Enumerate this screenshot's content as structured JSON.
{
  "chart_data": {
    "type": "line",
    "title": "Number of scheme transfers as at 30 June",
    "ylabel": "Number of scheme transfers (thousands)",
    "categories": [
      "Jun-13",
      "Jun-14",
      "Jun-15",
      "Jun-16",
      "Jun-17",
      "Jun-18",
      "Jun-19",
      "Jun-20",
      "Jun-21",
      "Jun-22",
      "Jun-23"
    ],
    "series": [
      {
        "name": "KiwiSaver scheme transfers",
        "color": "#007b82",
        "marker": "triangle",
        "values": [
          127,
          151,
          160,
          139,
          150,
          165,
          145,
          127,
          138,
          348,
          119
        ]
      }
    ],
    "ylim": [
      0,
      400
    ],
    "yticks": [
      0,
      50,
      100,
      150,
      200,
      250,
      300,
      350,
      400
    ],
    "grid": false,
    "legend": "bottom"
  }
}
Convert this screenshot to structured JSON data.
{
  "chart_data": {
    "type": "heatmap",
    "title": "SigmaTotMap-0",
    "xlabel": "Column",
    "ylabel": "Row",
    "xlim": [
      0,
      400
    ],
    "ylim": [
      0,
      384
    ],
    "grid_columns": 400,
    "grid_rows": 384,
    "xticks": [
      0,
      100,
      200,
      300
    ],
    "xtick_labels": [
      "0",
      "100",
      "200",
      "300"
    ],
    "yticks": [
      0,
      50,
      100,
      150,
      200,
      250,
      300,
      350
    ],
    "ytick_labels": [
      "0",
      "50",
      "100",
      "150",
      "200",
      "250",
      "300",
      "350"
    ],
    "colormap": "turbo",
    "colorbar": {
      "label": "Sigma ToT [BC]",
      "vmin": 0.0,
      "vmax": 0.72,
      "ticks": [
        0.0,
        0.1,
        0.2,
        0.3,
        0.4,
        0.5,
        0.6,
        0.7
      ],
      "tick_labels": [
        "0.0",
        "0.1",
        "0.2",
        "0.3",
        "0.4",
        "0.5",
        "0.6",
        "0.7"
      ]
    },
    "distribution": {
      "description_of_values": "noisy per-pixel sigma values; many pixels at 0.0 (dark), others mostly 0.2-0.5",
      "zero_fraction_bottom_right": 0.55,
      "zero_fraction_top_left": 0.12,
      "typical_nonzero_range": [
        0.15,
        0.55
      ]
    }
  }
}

════════════════════

**Problem details**
Copy each record from above exactly, and include every line.

**Finished task**
Enumerate this screenshot's content as structured JSON.
{
  "chart_data": {
    "type": "line",
    "title": "Number of scheme transfers as at 30 June",
    "ylabel": "Number of scheme transfers (thousands)",
    "categories": [
      "Jun-13",
      "Jun-14",
      "Jun-15",
      "Jun-16",
      "Jun-17",
      "Jun-18",
      "Jun-19",
      "Jun-20",
      "Jun-21",
      "Jun-22",
      "Jun-23"
    ],
    "series": [
      {
        "name": "KiwiSaver scheme transfers",
        "color": "#007b82",
        "marker": "triangle",
        "values": [
          127,
          151,
          160,
          139,
          150,
          165,
          145,
          127,
          138,
          348,
          119
        ]
      }
    ],
    "ylim": [
      0,
      400
    ],
    "yticks": [
      0,
      50,
      100,
      150,
      200,
      250,
      300,
      350,
      400
    ],
    "grid": false,
    "legend": "bottom"
  }
}
Convert this screenshot to structured JSON data.
{
  "chart_data": {
    "type": "heatmap",
    "title": "SigmaTotMap-0",
    "xlabel": "Column",
    "ylabel": "Row",
    "xlim": [
      0,
      400
    ],
    "ylim": [
      0,
      384
    ],
    "grid_columns": 400,
    "grid_rows": 384,
    "xticks": [
      0,
      100,
      200,
      300
    ],
    "xtick_labels": [
      "0",
      "100",
      "200",
      "300"
    ],
    "yticks": [
      0,
      50,
      100,
      150,
      200,
      250,
      300,
      350
    ],
    "ytick_labels": [
      "0",
      "50",
      "100",
      "150",
      "200",
      "250",
      "300",
      "350"
    ],
    "colormap": "turbo",
    "colorbar": {
      "label": "Sigma ToT [BC]",
      "vmin": 0.0,
      "vmax": 0.72,
      "ticks": [
        0.0,
        0.1,
        0.2,
        0.3,
        0.4,
        0.5,
        0.6,
        0.7
      ],
      "tick_labels": [
        "0.0",
        "0.1",
        "0.2",
        "0.3",
        "0.4",
        "0.5",
        "0.6",
        "0.7"
      ]
    },
    "distribution": {
      "description_of_values": "noisy per-pixel sigma values; many pixels at 0.0 (dark), others mostly 0.2-0.5",
      "zero_fraction_bottom_right": 0.55,
      "zero_fraction_top_left": 0.12,
      "typical_nonzero_range": [
        0.15,
        0.55
      ]
    }
  }
}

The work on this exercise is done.